Spatial layout entries:
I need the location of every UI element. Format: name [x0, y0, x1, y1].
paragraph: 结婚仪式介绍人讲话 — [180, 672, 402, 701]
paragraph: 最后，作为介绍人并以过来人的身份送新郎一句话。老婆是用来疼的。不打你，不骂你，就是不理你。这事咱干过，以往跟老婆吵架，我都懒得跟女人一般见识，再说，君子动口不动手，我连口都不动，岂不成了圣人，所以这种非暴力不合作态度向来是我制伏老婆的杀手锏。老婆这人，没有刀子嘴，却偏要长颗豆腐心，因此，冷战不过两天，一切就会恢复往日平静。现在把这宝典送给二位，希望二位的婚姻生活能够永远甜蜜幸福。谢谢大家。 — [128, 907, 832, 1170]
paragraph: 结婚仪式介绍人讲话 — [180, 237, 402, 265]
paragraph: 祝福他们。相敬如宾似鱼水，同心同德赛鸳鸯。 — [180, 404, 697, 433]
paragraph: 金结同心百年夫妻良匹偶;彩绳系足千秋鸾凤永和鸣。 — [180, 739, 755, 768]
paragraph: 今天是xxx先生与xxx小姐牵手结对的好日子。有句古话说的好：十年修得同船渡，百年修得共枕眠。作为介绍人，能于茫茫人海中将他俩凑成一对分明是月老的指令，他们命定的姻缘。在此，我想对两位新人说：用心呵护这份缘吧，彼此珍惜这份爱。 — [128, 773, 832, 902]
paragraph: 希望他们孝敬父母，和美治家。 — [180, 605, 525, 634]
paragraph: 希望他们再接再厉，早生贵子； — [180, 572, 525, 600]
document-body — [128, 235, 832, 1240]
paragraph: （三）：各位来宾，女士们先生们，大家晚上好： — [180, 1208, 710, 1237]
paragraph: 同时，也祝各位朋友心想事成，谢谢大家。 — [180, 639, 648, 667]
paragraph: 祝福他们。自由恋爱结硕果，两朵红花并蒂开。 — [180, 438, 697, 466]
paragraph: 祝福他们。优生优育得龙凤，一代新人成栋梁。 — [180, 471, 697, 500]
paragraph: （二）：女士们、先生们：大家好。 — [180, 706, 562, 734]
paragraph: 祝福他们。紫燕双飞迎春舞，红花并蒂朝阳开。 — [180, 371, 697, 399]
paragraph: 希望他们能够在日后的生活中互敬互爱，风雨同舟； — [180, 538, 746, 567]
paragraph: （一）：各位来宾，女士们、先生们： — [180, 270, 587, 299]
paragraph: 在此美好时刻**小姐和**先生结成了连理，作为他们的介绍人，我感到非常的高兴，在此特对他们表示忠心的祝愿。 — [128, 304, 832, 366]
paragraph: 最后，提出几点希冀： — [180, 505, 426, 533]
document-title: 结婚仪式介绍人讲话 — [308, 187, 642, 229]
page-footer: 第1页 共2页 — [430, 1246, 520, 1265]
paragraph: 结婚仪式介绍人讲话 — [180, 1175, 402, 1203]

▶ _Work to complete_: Quote every line of the material above verbatim, changing nothing.

▶ _Complete answer_:
I need the location of every UI element. Format: name [x0, y0, x1, y1].
paragraph: 结婚仪式介绍人讲话 — [180, 672, 402, 701]
paragraph: 最后，作为介绍人并以过来人的身份送新郎一句话。老婆是用来疼的。不打你，不骂你，就是不理你。这事咱干过，以往跟老婆吵架，我都懒得跟女人一般见识，再说，君子动口不动手，我连口都不动，岂不成了圣人，所以这种非暴力不合作态度向来是我制伏老婆的杀手锏。老婆这人，没有刀子嘴，却偏要长颗豆腐心，因此，冷战不过两天，一切就会恢复往日平静。现在把这宝典送给二位，希望二位的婚姻生活能够永远甜蜜幸福。谢谢大家。 — [128, 907, 832, 1170]
paragraph: 结婚仪式介绍人讲话 — [180, 237, 402, 265]
paragraph: 祝福他们。相敬如宾似鱼水，同心同德赛鸳鸯。 — [180, 404, 697, 433]
paragraph: 金结同心百年夫妻良匹偶;彩绳系足千秋鸾凤永和鸣。 — [180, 739, 755, 768]
paragraph: 今天是xxx先生与xxx小姐牵手结对的好日子。有句古话说的好：十年修得同船渡，百年修得共枕眠。作为介绍人，能于茫茫人海中将他俩凑成一对分明是月老的指令，他们命定的姻缘。在此，我想对两位新人说：用心呵护这份缘吧，彼此珍惜这份爱。 — [128, 773, 832, 902]
paragraph: 希望他们孝敬父母，和美治家。 — [180, 605, 525, 634]
paragraph: 希望他们再接再厉，早生贵子； — [180, 572, 525, 600]
document-body — [128, 235, 832, 1240]
paragraph: （三）：各位来宾，女士们先生们，大家晚上好： — [180, 1208, 710, 1237]
paragraph: 同时，也祝各位朋友心想事成，谢谢大家。 — [180, 639, 648, 667]
paragraph: 祝福他们。自由恋爱结硕果，两朵红花并蒂开。 — [180, 438, 697, 466]
paragraph: 祝福他们。优生优育得龙凤，一代新人成栋梁。 — [180, 471, 697, 500]
paragraph: （二）：女士们、先生们：大家好。 — [180, 706, 562, 734]
paragraph: 祝福他们。紫燕双飞迎春舞，红花并蒂朝阳开。 — [180, 371, 697, 399]
paragraph: 希望他们能够在日后的生活中互敬互爱，风雨同舟； — [180, 538, 746, 567]
paragraph: （一）：各位来宾，女士们、先生们： — [180, 270, 587, 299]
paragraph: 在此美好时刻**小姐和**先生结成了连理，作为他们的介绍人，我感到非常的高兴，在此特对他们表示忠心的祝愿。 — [128, 304, 832, 366]
paragraph: 最后，提出几点希冀： — [180, 505, 426, 533]
document-title: 结婚仪式介绍人讲话 — [308, 187, 642, 229]
page-footer: 第1页 共2页 — [430, 1246, 520, 1265]
paragraph: 结婚仪式介绍人讲话 — [180, 1175, 402, 1203]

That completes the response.